Given problem. Gather up every line that includes the string "CLEMATIS".

-- BEGIN --

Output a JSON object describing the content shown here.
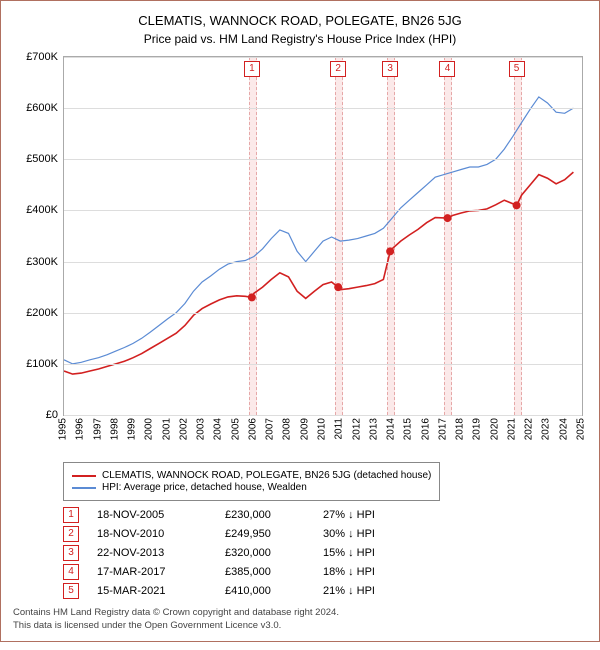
{
  "title_main": "CLEMATIS, WANNOCK ROAD, POLEGATE, BN26 5JG",
  "title_sub": "Price paid vs. HM Land Registry's House Price Index (HPI)",
  "chart": {
    "type": "line",
    "background_color": "#ffffff",
    "grid_color": "#dddddd",
    "axis_color": "#aaaaaa",
    "xlim": [
      1995,
      2025
    ],
    "ylim": [
      0,
      700000
    ],
    "ytick_step": 100000,
    "yticks": [
      "£0",
      "£100K",
      "£200K",
      "£300K",
      "£400K",
      "£500K",
      "£600K",
      "£700K"
    ],
    "xticks": [
      1995,
      1996,
      1997,
      1998,
      1999,
      2000,
      2001,
      2002,
      2003,
      2004,
      2005,
      2006,
      2007,
      2008,
      2009,
      2010,
      2011,
      2012,
      2013,
      2014,
      2015,
      2016,
      2017,
      2018,
      2019,
      2020,
      2021,
      2022,
      2023,
      2024,
      2025
    ],
    "title_fontsize": 13,
    "label_fontsize": 11,
    "tick_fontsize": 10,
    "series": [
      {
        "name": "HPI: Average price, detached house, Wealden",
        "color": "#5b8bd4",
        "line_width": 1.2,
        "points": [
          [
            1995,
            108000
          ],
          [
            1995.5,
            100000
          ],
          [
            1996,
            103000
          ],
          [
            1996.5,
            108000
          ],
          [
            1997,
            112000
          ],
          [
            1997.5,
            118000
          ],
          [
            1998,
            125000
          ],
          [
            1998.5,
            132000
          ],
          [
            1999,
            140000
          ],
          [
            1999.5,
            150000
          ],
          [
            2000,
            162000
          ],
          [
            2000.5,
            175000
          ],
          [
            2001,
            188000
          ],
          [
            2001.5,
            200000
          ],
          [
            2002,
            218000
          ],
          [
            2002.5,
            242000
          ],
          [
            2003,
            260000
          ],
          [
            2003.5,
            272000
          ],
          [
            2004,
            285000
          ],
          [
            2004.5,
            295000
          ],
          [
            2005,
            300000
          ],
          [
            2005.5,
            302000
          ],
          [
            2006,
            310000
          ],
          [
            2006.5,
            325000
          ],
          [
            2007,
            345000
          ],
          [
            2007.5,
            362000
          ],
          [
            2008,
            355000
          ],
          [
            2008.5,
            320000
          ],
          [
            2009,
            300000
          ],
          [
            2009.5,
            320000
          ],
          [
            2010,
            340000
          ],
          [
            2010.5,
            348000
          ],
          [
            2011,
            340000
          ],
          [
            2011.5,
            342000
          ],
          [
            2012,
            345000
          ],
          [
            2012.5,
            350000
          ],
          [
            2013,
            355000
          ],
          [
            2013.5,
            365000
          ],
          [
            2014,
            385000
          ],
          [
            2014.5,
            405000
          ],
          [
            2015,
            420000
          ],
          [
            2015.5,
            435000
          ],
          [
            2016,
            450000
          ],
          [
            2016.5,
            465000
          ],
          [
            2017,
            470000
          ],
          [
            2017.5,
            475000
          ],
          [
            2018,
            480000
          ],
          [
            2018.5,
            485000
          ],
          [
            2019,
            485000
          ],
          [
            2019.5,
            490000
          ],
          [
            2020,
            500000
          ],
          [
            2020.5,
            520000
          ],
          [
            2021,
            545000
          ],
          [
            2021.5,
            572000
          ],
          [
            2022,
            598000
          ],
          [
            2022.5,
            622000
          ],
          [
            2023,
            610000
          ],
          [
            2023.5,
            592000
          ],
          [
            2024,
            590000
          ],
          [
            2024.5,
            600000
          ]
        ]
      },
      {
        "name": "CLEMATIS, WANNOCK ROAD, POLEGATE, BN26 5JG (detached house)",
        "color": "#d22020",
        "line_width": 1.6,
        "points": [
          [
            1995,
            86000
          ],
          [
            1995.5,
            80000
          ],
          [
            1996,
            82000
          ],
          [
            1996.5,
            86000
          ],
          [
            1997,
            90000
          ],
          [
            1997.5,
            95000
          ],
          [
            1998,
            100000
          ],
          [
            1998.5,
            105000
          ],
          [
            1999,
            112000
          ],
          [
            1999.5,
            120000
          ],
          [
            2000,
            130000
          ],
          [
            2000.5,
            140000
          ],
          [
            2001,
            150000
          ],
          [
            2001.5,
            160000
          ],
          [
            2002,
            175000
          ],
          [
            2002.5,
            195000
          ],
          [
            2003,
            208000
          ],
          [
            2003.5,
            217000
          ],
          [
            2004,
            225000
          ],
          [
            2004.5,
            231000
          ],
          [
            2005,
            233000
          ],
          [
            2005.5,
            232000
          ],
          [
            2005.88,
            230000
          ],
          [
            2006,
            238000
          ],
          [
            2006.5,
            250000
          ],
          [
            2007,
            265000
          ],
          [
            2007.5,
            278000
          ],
          [
            2008,
            270000
          ],
          [
            2008.5,
            242000
          ],
          [
            2009,
            228000
          ],
          [
            2009.5,
            242000
          ],
          [
            2010,
            255000
          ],
          [
            2010.5,
            260000
          ],
          [
            2010.88,
            249950
          ],
          [
            2011,
            245000
          ],
          [
            2011.5,
            247000
          ],
          [
            2012,
            250000
          ],
          [
            2012.5,
            253000
          ],
          [
            2013,
            257000
          ],
          [
            2013.5,
            265000
          ],
          [
            2013.89,
            320000
          ],
          [
            2014,
            325000
          ],
          [
            2014.5,
            340000
          ],
          [
            2015,
            352000
          ],
          [
            2015.5,
            363000
          ],
          [
            2016,
            376000
          ],
          [
            2016.5,
            386000
          ],
          [
            2017.21,
            385000
          ],
          [
            2017.5,
            390000
          ],
          [
            2018,
            395000
          ],
          [
            2018.5,
            399000
          ],
          [
            2019,
            400000
          ],
          [
            2019.5,
            403000
          ],
          [
            2020,
            411000
          ],
          [
            2020.5,
            420000
          ],
          [
            2021.21,
            410000
          ],
          [
            2021.5,
            430000
          ],
          [
            2022,
            450000
          ],
          [
            2022.5,
            470000
          ],
          [
            2023,
            463000
          ],
          [
            2023.5,
            452000
          ],
          [
            2024,
            460000
          ],
          [
            2024.5,
            475000
          ]
        ]
      }
    ],
    "sale_markers": {
      "color": "#d22020",
      "marker_radius": 4,
      "points": [
        {
          "n": 1,
          "x": 2005.88,
          "y": 230000
        },
        {
          "n": 2,
          "x": 2010.88,
          "y": 249950
        },
        {
          "n": 3,
          "x": 2013.89,
          "y": 320000
        },
        {
          "n": 4,
          "x": 2017.21,
          "y": 385000
        },
        {
          "n": 5,
          "x": 2021.21,
          "y": 410000
        }
      ]
    },
    "sale_band_color": "#fbe9e9",
    "sale_band_border": "#e6a8a8"
  },
  "legend": {
    "items": [
      {
        "color": "#d22020",
        "label": "CLEMATIS, WANNOCK ROAD, POLEGATE, BN26 5JG (detached house)"
      },
      {
        "color": "#5b8bd4",
        "label": "HPI: Average price, detached house, Wealden"
      }
    ]
  },
  "sales_table": {
    "number_box_color": "#d22020",
    "rows": [
      {
        "n": "1",
        "date": "18-NOV-2005",
        "price": "£230,000",
        "hpi": "27% ↓ HPI"
      },
      {
        "n": "2",
        "date": "18-NOV-2010",
        "price": "£249,950",
        "hpi": "30% ↓ HPI"
      },
      {
        "n": "3",
        "date": "22-NOV-2013",
        "price": "£320,000",
        "hpi": "15% ↓ HPI"
      },
      {
        "n": "4",
        "date": "17-MAR-2017",
        "price": "£385,000",
        "hpi": "18% ↓ HPI"
      },
      {
        "n": "5",
        "date": "15-MAR-2021",
        "price": "£410,000",
        "hpi": "21% ↓ HPI"
      }
    ]
  },
  "footer_line1": "Contains HM Land Registry data © Crown copyright and database right 2024.",
  "footer_line2": "This data is licensed under the Open Government Licence v3.0."
}
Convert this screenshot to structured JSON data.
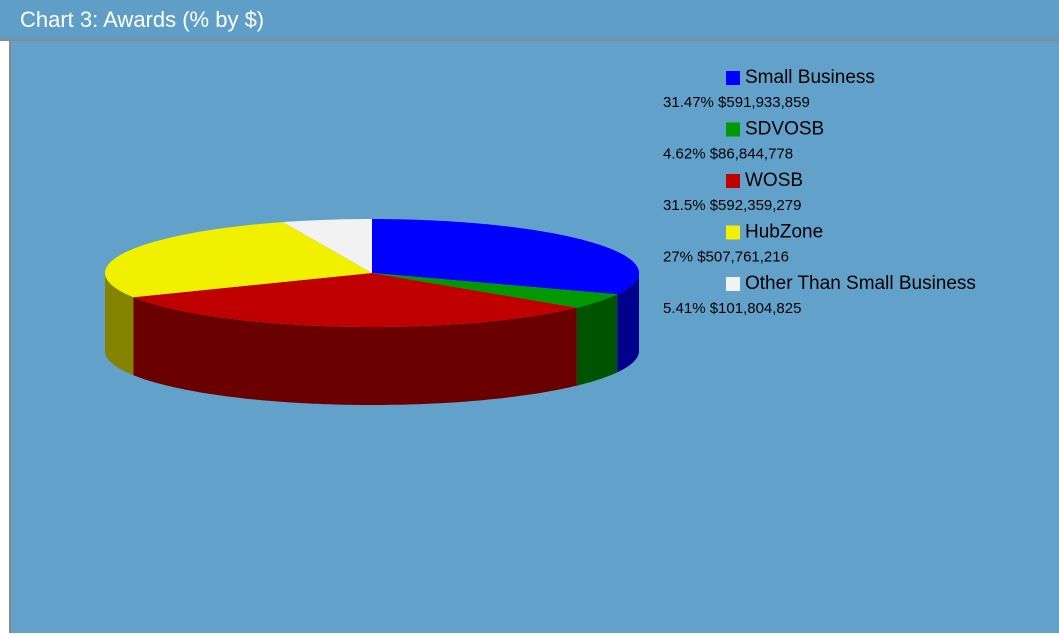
{
  "chart_data": {
    "type": "pie3d",
    "title": "Chart 3: Awards (% by $)",
    "categories": [
      "Small Business",
      "SDVOSB",
      "WOSB",
      "HubZone",
      "Other Than Small Business"
    ],
    "values": [
      31.47,
      4.62,
      31.5,
      27,
      5.41
    ],
    "value_labels": [
      "31.47% $591,933,859",
      "4.62% $86,844,778",
      "31.5% $592,359,279",
      "27% $507,761,216",
      "5.41% $101,804,825"
    ],
    "colors": [
      "#0000ff",
      "#009900",
      "#c00000",
      "#f0f000",
      "#f2f2f2"
    ],
    "legend": "right"
  }
}
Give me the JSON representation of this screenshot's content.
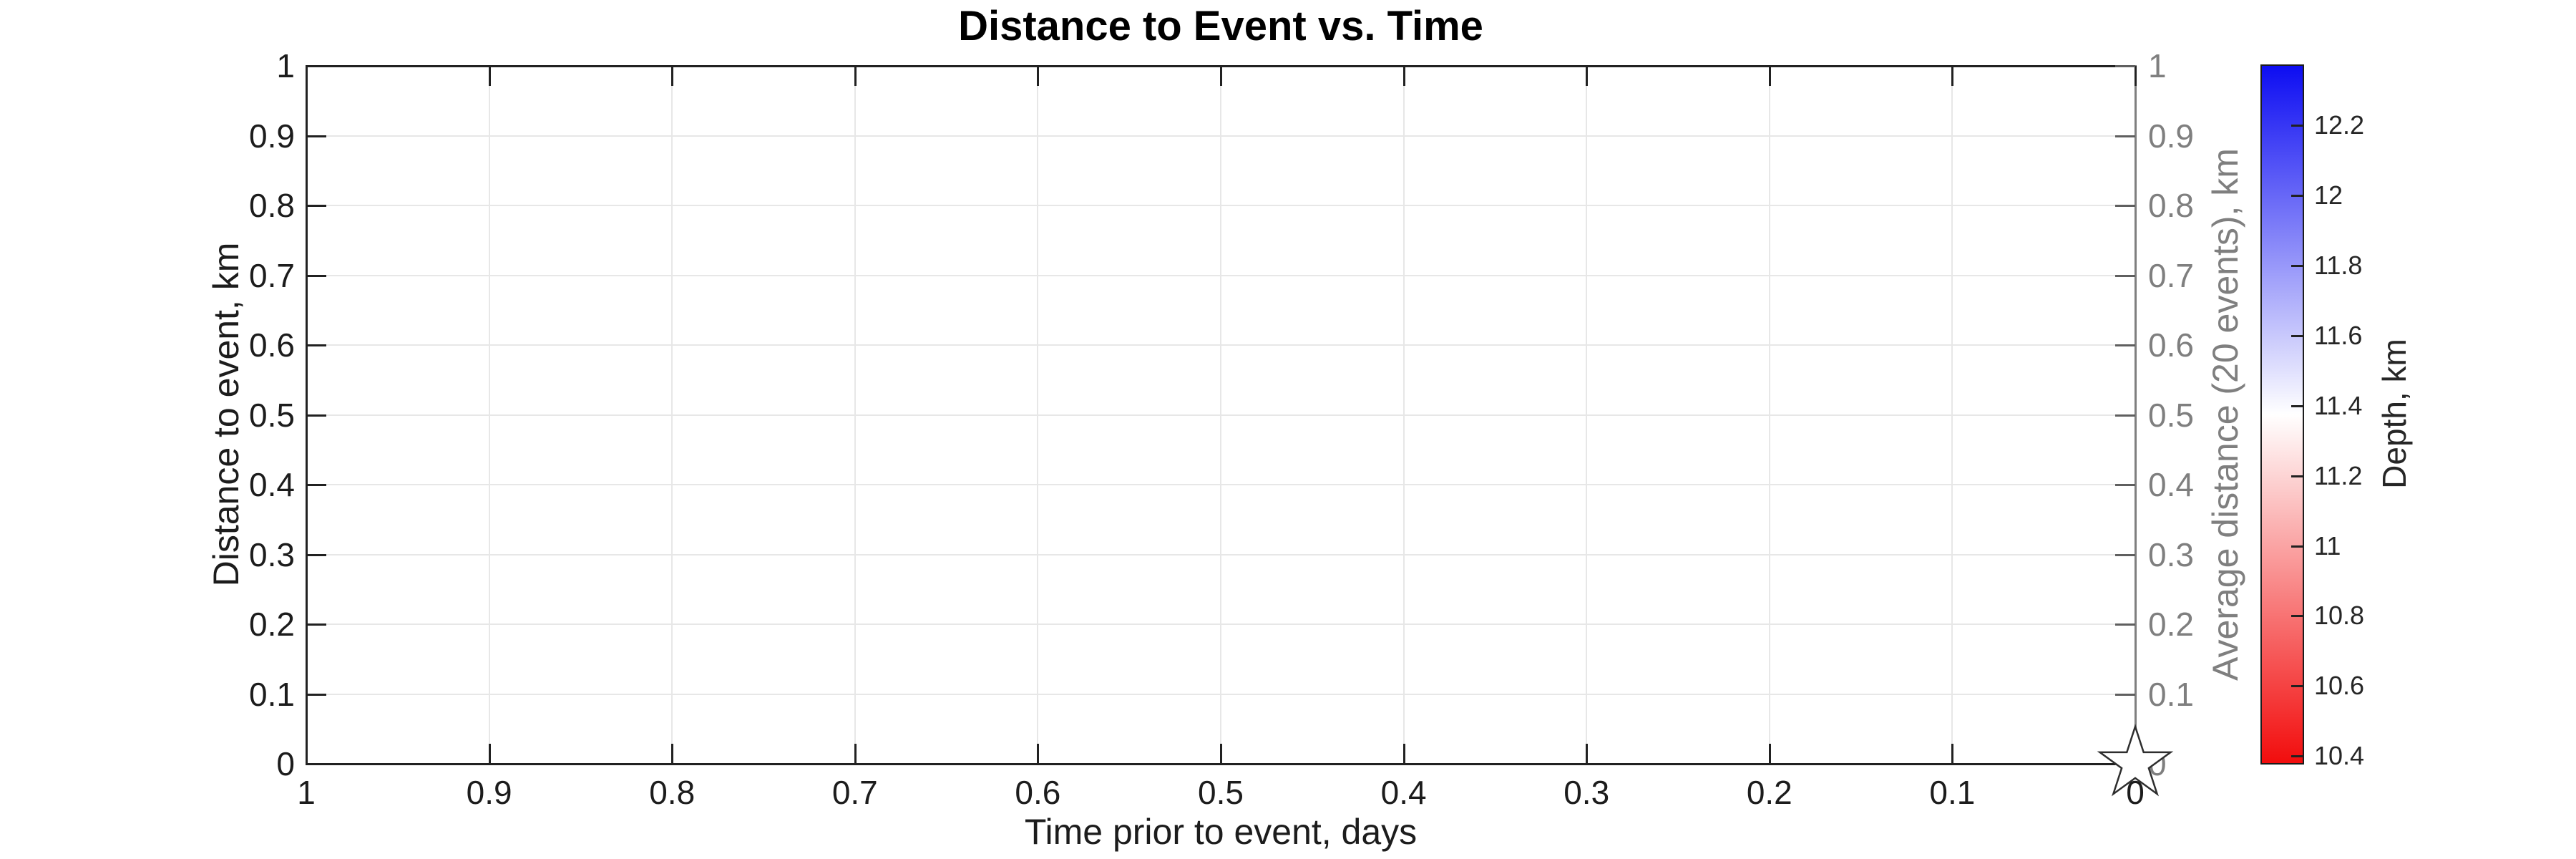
{
  "chart_data": {
    "type": "scatter",
    "title": "Distance to Event vs. Time",
    "xlabel": "Time prior to event, days",
    "x_direction": "reversed",
    "xlim": [
      1,
      0
    ],
    "x_tick_labels": [
      "1",
      "0.9",
      "0.8",
      "0.7",
      "0.6",
      "0.5",
      "0.4",
      "0.3",
      "0.2",
      "0.1",
      "0"
    ],
    "left_axis": {
      "label": "Distance to event, km",
      "ylim": [
        0,
        1
      ],
      "tick_labels": [
        "1",
        "0.9",
        "0.8",
        "0.7",
        "0.6",
        "0.5",
        "0.4",
        "0.3",
        "0.2",
        "0.1",
        "0"
      ],
      "color": "#1c1c1c"
    },
    "right_axis": {
      "label": "Average distance (20 events), km",
      "ylim": [
        0,
        1
      ],
      "tick_labels": [
        "1",
        "0.9",
        "0.8",
        "0.7",
        "0.6",
        "0.5",
        "0.4",
        "0.3",
        "0.2",
        "0.1",
        "0"
      ],
      "color": "#7f7f7f"
    },
    "grid": true,
    "series": [
      {
        "name": "event-origin-marker",
        "marker": "pentagram",
        "points": [
          {
            "x": 0,
            "y": 0
          }
        ],
        "fill": "#ffffff",
        "edge_color": "#2e2e2e"
      }
    ],
    "colorbar": {
      "label": "Depth, km",
      "tick_labels": [
        "12.2",
        "12",
        "11.8",
        "11.6",
        "11.4",
        "11.2",
        "11",
        "10.8",
        "10.6",
        "10.4"
      ],
      "vmin": 10.38,
      "vmax": 12.37,
      "colormap": [
        "#0d0df2",
        "#ffffff",
        "#f20d0d"
      ]
    },
    "colors": {
      "grid": "#e7e7e7",
      "axis_dark": "#212121",
      "axis_gray": "#7f7f7f",
      "background": "#ffffff"
    }
  }
}
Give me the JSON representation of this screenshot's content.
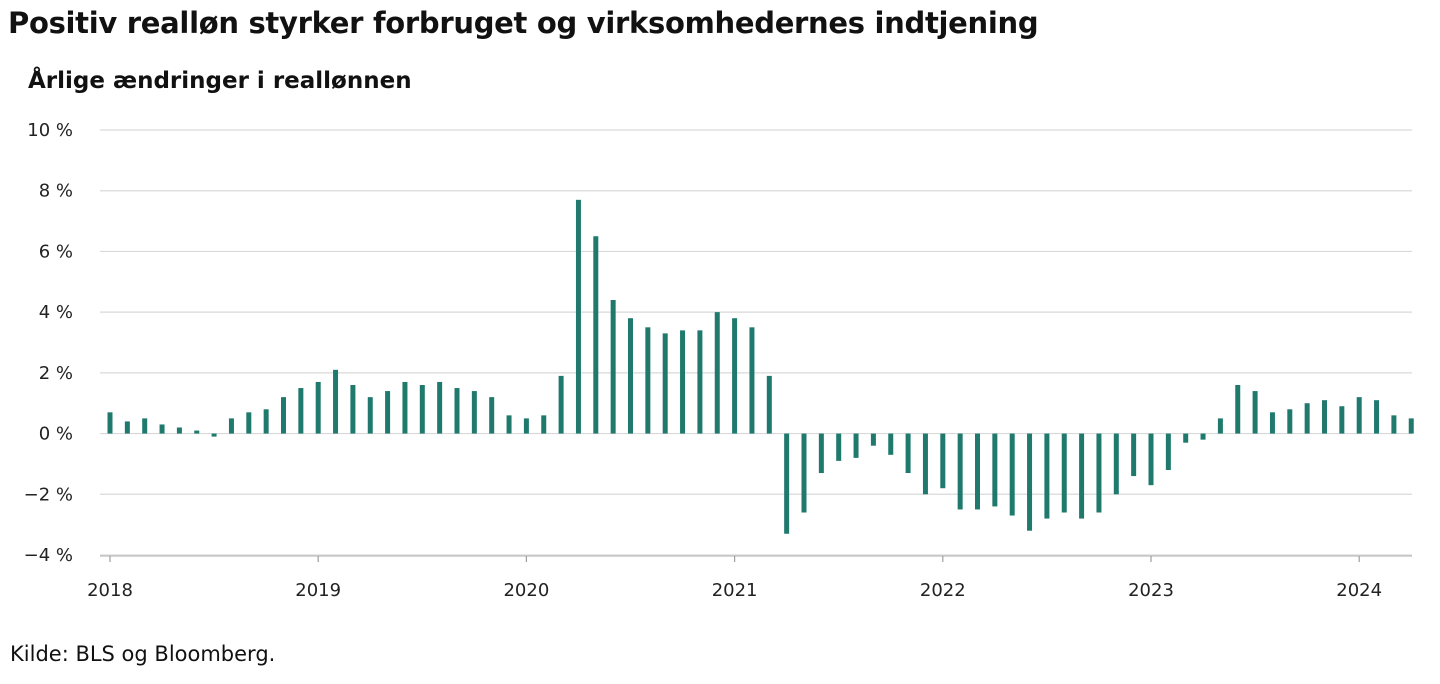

-- END --

Reply to the task.
  "title_main": "CLEMATIS, WANNOCK ROAD, POLEGATE, BN26 5JG",
        "name": "CLEMATIS, WANNOCK ROAD, POLEGATE, BN26 5JG (detached house)",
        "label": "CLEMATIS, WANNOCK ROAD, POLEGATE, BN26 5JG (detached house)"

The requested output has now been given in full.